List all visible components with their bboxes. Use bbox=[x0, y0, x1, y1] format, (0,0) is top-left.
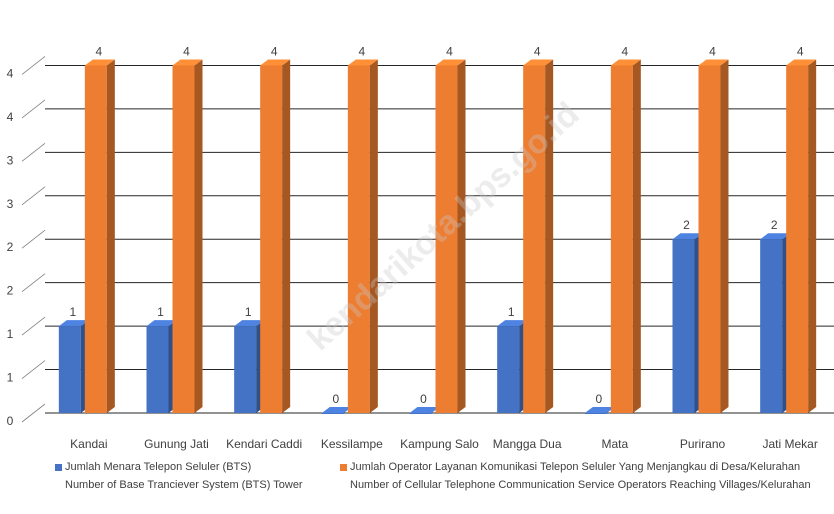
legend-label-1-en: Number of Base Tranciever System (BTS) T… bbox=[65, 479, 303, 491]
x-category-label: Kandai bbox=[70, 437, 107, 451]
x-category-label: Purirano bbox=[680, 437, 726, 451]
bar bbox=[435, 59, 466, 413]
bar bbox=[172, 59, 203, 413]
axis-depth-line bbox=[21, 360, 46, 379]
legend-swatch-operators bbox=[340, 463, 347, 471]
x-category-label: Jati Mekar bbox=[762, 437, 817, 451]
data-label: 4 bbox=[271, 44, 278, 58]
y-axis-ticks: 0 1 1 2 2 3 3 4 4 bbox=[7, 66, 14, 428]
data-label: 1 bbox=[508, 305, 515, 319]
bar bbox=[760, 233, 791, 413]
axis-depth-line bbox=[21, 229, 46, 249]
bar bbox=[786, 59, 817, 413]
data-label: 2 bbox=[683, 218, 690, 232]
axis-depth-line bbox=[21, 403, 46, 423]
axis-depth-line bbox=[21, 56, 46, 75]
data-label: 4 bbox=[534, 44, 541, 58]
x-category-label: Kendari Caddi bbox=[226, 437, 302, 451]
axis-depth-line bbox=[21, 143, 46, 162]
legend-swatch-bts bbox=[55, 463, 62, 471]
bar bbox=[409, 407, 440, 414]
bars: 1 4 1 4 1 4 0 4 0 4 1 4 0 4 2 4 2 4 bbox=[58, 44, 817, 414]
y-tick-label: 0 bbox=[7, 414, 14, 428]
x-category-label: Gunung Jati bbox=[144, 437, 209, 451]
data-label: 4 bbox=[358, 44, 365, 58]
data-label: 2 bbox=[771, 218, 778, 232]
bar bbox=[497, 320, 528, 413]
axis-depth-line bbox=[21, 99, 46, 119]
legend-label-2: Jumlah Operator Layanan Komunikasi Telep… bbox=[350, 461, 801, 473]
y-tick-label: 1 bbox=[7, 371, 14, 385]
bar bbox=[84, 59, 115, 413]
data-label: 1 bbox=[157, 305, 164, 319]
axis-depth-line bbox=[21, 273, 46, 292]
x-axis-categories: Kandai Gunung Jati Kendari Caddi Kessilampe… bbox=[70, 437, 818, 451]
bar bbox=[321, 407, 352, 414]
y-tick-label: 3 bbox=[7, 197, 14, 211]
data-label: 4 bbox=[709, 44, 716, 58]
bar bbox=[523, 59, 554, 413]
y-tick-label: 4 bbox=[7, 66, 14, 80]
legend-series-1: Jumlah Menara Telepon Seluler (BTS) Numb… bbox=[55, 458, 303, 494]
axis-depth-line bbox=[21, 316, 46, 336]
data-label: 4 bbox=[797, 44, 804, 58]
legend-label-2-en: Number of Cellular Telephone Communicati… bbox=[350, 479, 811, 491]
bar bbox=[260, 59, 291, 413]
bar bbox=[698, 59, 729, 413]
bar bbox=[234, 320, 265, 413]
data-label: 4 bbox=[621, 44, 628, 58]
data-label: 0 bbox=[595, 392, 602, 406]
bar bbox=[58, 320, 89, 413]
bar bbox=[672, 233, 703, 413]
data-label: 1 bbox=[245, 305, 252, 319]
x-category-label: Kampung Salo bbox=[400, 437, 479, 451]
legend-series-2: Jumlah Operator Layanan Komunikasi Telep… bbox=[340, 458, 811, 494]
y-tick-label: 1 bbox=[7, 327, 14, 341]
bar bbox=[347, 59, 378, 413]
x-category-label: Kessilampe bbox=[321, 437, 383, 451]
y-tick-label: 2 bbox=[7, 240, 14, 254]
y-tick-label: 2 bbox=[7, 284, 14, 298]
bar bbox=[584, 407, 615, 414]
bar bbox=[610, 59, 641, 413]
axis-depth-line bbox=[21, 186, 46, 206]
legend-label-1: Jumlah Menara Telepon Seluler (BTS) bbox=[65, 461, 252, 473]
data-label: 4 bbox=[183, 44, 190, 58]
bar bbox=[146, 320, 177, 413]
y-tick-label: 3 bbox=[7, 153, 14, 167]
y-tick-label: 4 bbox=[7, 110, 14, 124]
data-label: 0 bbox=[420, 392, 427, 406]
data-label: 4 bbox=[446, 44, 453, 58]
x-category-label: Mangga Dua bbox=[493, 437, 562, 451]
data-label: 4 bbox=[95, 44, 102, 58]
data-label: 0 bbox=[332, 392, 339, 406]
x-category-label: Mata bbox=[601, 437, 628, 451]
data-label: 1 bbox=[69, 305, 76, 319]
● ● ● ● ● ● ●
Please print every one of the rows above without any change, leaving the pictures out.

RESPONSE TO THE EXERCISE:
List all visible components with their bboxes. Use bbox=[x0, y0, x1, y1] format, (0,0) is top-left.
legend-label-1-en: Number of Base Tranciever System (BTS) T… bbox=[65, 479, 303, 491]
x-category-label: Kandai bbox=[70, 437, 107, 451]
x-category-label: Purirano bbox=[680, 437, 726, 451]
bar bbox=[435, 59, 466, 413]
bar bbox=[172, 59, 203, 413]
axis-depth-line bbox=[21, 360, 46, 379]
legend-swatch-operators bbox=[340, 463, 347, 471]
x-category-label: Jati Mekar bbox=[762, 437, 817, 451]
data-label: 4 bbox=[271, 44, 278, 58]
y-axis-ticks: 0 1 1 2 2 3 3 4 4 bbox=[7, 66, 14, 428]
data-label: 1 bbox=[508, 305, 515, 319]
bar bbox=[760, 233, 791, 413]
axis-depth-line bbox=[21, 229, 46, 249]
bar bbox=[786, 59, 817, 413]
data-label: 2 bbox=[683, 218, 690, 232]
axis-depth-line bbox=[21, 403, 46, 423]
axis-depth-line bbox=[21, 56, 46, 75]
data-label: 4 bbox=[534, 44, 541, 58]
x-category-label: Kendari Caddi bbox=[226, 437, 302, 451]
axis-depth-line bbox=[21, 143, 46, 162]
legend-swatch-bts bbox=[55, 463, 62, 471]
bar bbox=[409, 407, 440, 414]
bars: 1 4 1 4 1 4 0 4 0 4 1 4 0 4 2 4 2 4 bbox=[58, 44, 817, 414]
y-tick-label: 0 bbox=[7, 414, 14, 428]
x-category-label: Gunung Jati bbox=[144, 437, 209, 451]
data-label: 4 bbox=[358, 44, 365, 58]
data-label: 2 bbox=[771, 218, 778, 232]
bar bbox=[497, 320, 528, 413]
axis-depth-line bbox=[21, 99, 46, 119]
legend-label-2: Jumlah Operator Layanan Komunikasi Telep… bbox=[350, 461, 801, 473]
y-tick-label: 1 bbox=[7, 371, 14, 385]
bar bbox=[84, 59, 115, 413]
data-label: 1 bbox=[157, 305, 164, 319]
axis-depth-line bbox=[21, 273, 46, 292]
x-axis-categories: Kandai Gunung Jati Kendari Caddi Kessilampe… bbox=[70, 437, 818, 451]
bar bbox=[321, 407, 352, 414]
y-tick-label: 3 bbox=[7, 197, 14, 211]
data-label: 4 bbox=[709, 44, 716, 58]
bar bbox=[523, 59, 554, 413]
y-tick-label: 4 bbox=[7, 66, 14, 80]
legend-series-1: Jumlah Menara Telepon Seluler (BTS) Numb… bbox=[55, 458, 303, 494]
axis-depth-line bbox=[21, 316, 46, 336]
data-label: 4 bbox=[797, 44, 804, 58]
legend-label-2-en: Number of Cellular Telephone Communicati… bbox=[350, 479, 811, 491]
bar bbox=[260, 59, 291, 413]
bar bbox=[698, 59, 729, 413]
bar bbox=[234, 320, 265, 413]
data-label: 4 bbox=[621, 44, 628, 58]
data-label: 0 bbox=[595, 392, 602, 406]
bar bbox=[58, 320, 89, 413]
bar bbox=[672, 233, 703, 413]
data-label: 1 bbox=[245, 305, 252, 319]
x-category-label: Kampung Salo bbox=[400, 437, 479, 451]
legend-series-2: Jumlah Operator Layanan Komunikasi Telep… bbox=[340, 458, 811, 494]
y-tick-label: 1 bbox=[7, 327, 14, 341]
bar bbox=[347, 59, 378, 413]
x-category-label: Kessilampe bbox=[321, 437, 383, 451]
y-tick-label: 2 bbox=[7, 240, 14, 254]
y-tick-label: 2 bbox=[7, 284, 14, 298]
bar bbox=[584, 407, 615, 414]
bar bbox=[610, 59, 641, 413]
axis-depth-line bbox=[21, 186, 46, 206]
legend-label-1: Jumlah Menara Telepon Seluler (BTS) bbox=[65, 461, 252, 473]
data-label: 4 bbox=[183, 44, 190, 58]
bar bbox=[146, 320, 177, 413]
y-tick-label: 3 bbox=[7, 153, 14, 167]
y-tick-label: 4 bbox=[7, 110, 14, 124]
data-label: 0 bbox=[420, 392, 427, 406]
data-label: 4 bbox=[446, 44, 453, 58]
x-category-label: Mangga Dua bbox=[493, 437, 562, 451]
data-label: 4 bbox=[95, 44, 102, 58]
data-label: 0 bbox=[332, 392, 339, 406]
x-category-label: Mata bbox=[601, 437, 628, 451]
data-label: 1 bbox=[69, 305, 76, 319]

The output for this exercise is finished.